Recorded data
[start]

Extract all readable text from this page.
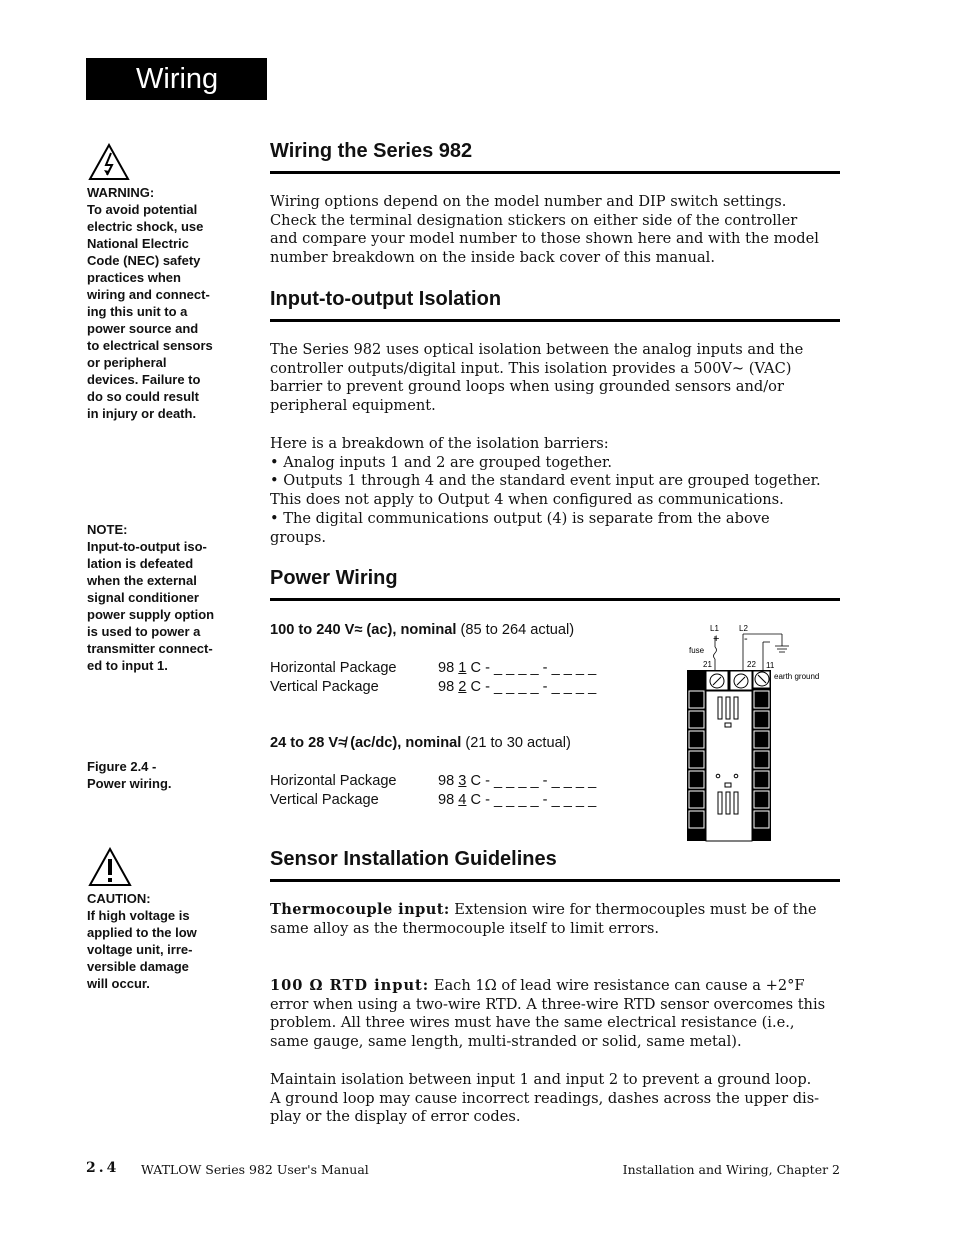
Wiring
WARNING:
To avoid potential
electric shock, use
National Electric
Code (NEC) safety
practices when
wiring and connect-
ing this unit to a
power source and
to electrical sensors
or peripheral
devices. Failure to
do so could result
in injury or death.
NOTE:
Input-to-output iso-
lation is defeated
when the external
signal conditioner
power supply option
is used to power a
transmitter connect-
ed to input 1.
Figure 2.4 -
Power wiring.
CAUTION:
If high voltage is
applied to the low
voltage unit, irre-
versible damage
will occur.
Wiring the Series 982

Wiring options depend on the model number and DIP switch settings.

Check the terminal designation stickers on either side of the controller

and compare your model number to those shown here and with the model

number breakdown on the inside back cover of this manual.

Input-to-output Isolation

The Series 982 uses optical isolation between the analog inputs and the

controller outputs/digital input. This isolation provides a 500V~ (VAC)

barrier to prevent ground loops when using grounded sensors and/or

peripheral equipment.

Here is a breakdown of the isolation barriers:

• Analog inputs 1 and 2 are grouped together.

• Outputs 1 through 4 and the standard event input are grouped together.

This does not apply to Output 4 when configured as communications.

• The digital communications output (4) is separate from the above

groups.

Power Wiring
100 to 240 V≈ (ac), nominal (85 to 264 actual)
Horizontal Package	98 1 C - _ _ _ _ - _ _ _ _
Vertical Package	98 2 C - _ _ _ _ - _ _ _ _
24 to 28 V≉ (ac/dc), nominal (21 to 30 actual)
Horizontal Package	98 3 C - _ _ _ _ - _ _ _ _
Vertical Package	98 4 C - _ _ _ _ - _ _ _ _
L1	L2
+ -
fuse
21	22 11
earth ground
Sensor Installation Guidelines

Thermocouple input: Extension wire for thermocouples must be of the

same alloy as the thermocouple itself to limit errors.

100 Ω RTD input: Each 1Ω of lead wire resistance can cause a +2°F

error when using a two-wire RTD. A three-wire RTD sensor overcomes this

problem. All three wires must have the same electrical resistance (i.e.,

same gauge, same length, multi-stranded or solid, same metal).

Maintain isolation between input 1 and input 2 to prevent a ground loop.

A ground loop may cause incorrect readings, dashes across the upper dis-

play or the display of error codes.

2.4 WATLOW Series 982 User's Manual	Installation and Wiring, Chapter 2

[end]

### Problem
Each record above should come back exactly the same, only without its pictures.

### Written answer
Extract all readable text from this page.
Wiring
WARNING:
To avoid potential
electric shock, use
National Electric
Code (NEC) safety
practices when
wiring and connect-
ing this unit to a
power source and
to electrical sensors
or peripheral
devices. Failure to
do so could result
in injury or death.
NOTE:
Input-to-output iso-
lation is defeated
when the external
signal conditioner
power supply option
is used to power a
transmitter connect-
ed to input 1.
Figure 2.4 -
Power wiring.
CAUTION:
If high voltage is
applied to the low
voltage unit, irre-
versible damage
will occur.
Wiring the Series 982

Wiring options depend on the model number and DIP switch settings.

Check the terminal designation stickers on either side of the controller

and compare your model number to those shown here and with the model

number breakdown on the inside back cover of this manual.

Input-to-output Isolation

The Series 982 uses optical isolation between the analog inputs and the

controller outputs/digital input. This isolation provides a 500V~ (VAC)

barrier to prevent ground loops when using grounded sensors and/or

peripheral equipment.

Here is a breakdown of the isolation barriers:

• Analog inputs 1 and 2 are grouped together.

• Outputs 1 through 4 and the standard event input are grouped together.

This does not apply to Output 4 when configured as communications.

• The digital communications output (4) is separate from the above

groups.

Power Wiring
100 to 240 V≈ (ac), nominal (85 to 264 actual)
Horizontal Package	98 1 C - _ _ _ _ - _ _ _ _
Vertical Package	98 2 C - _ _ _ _ - _ _ _ _
24 to 28 V≉ (ac/dc), nominal (21 to 30 actual)
Horizontal Package	98 3 C - _ _ _ _ - _ _ _ _
Vertical Package	98 4 C - _ _ _ _ - _ _ _ _
L1	L2
+ -
fuse
21	22 11
earth ground
Sensor Installation Guidelines

Thermocouple input: Extension wire for thermocouples must be of the

same alloy as the thermocouple itself to limit errors.

100 Ω RTD input: Each 1Ω of lead wire resistance can cause a +2°F

error when using a two-wire RTD. A three-wire RTD sensor overcomes this

problem. All three wires must have the same electrical resistance (i.e.,

same gauge, same length, multi-stranded or solid, same metal).

Maintain isolation between input 1 and input 2 to prevent a ground loop.

A ground loop may cause incorrect readings, dashes across the upper dis-

play or the display of error codes.

2.4 WATLOW Series 982 User's Manual	Installation and Wiring, Chapter 2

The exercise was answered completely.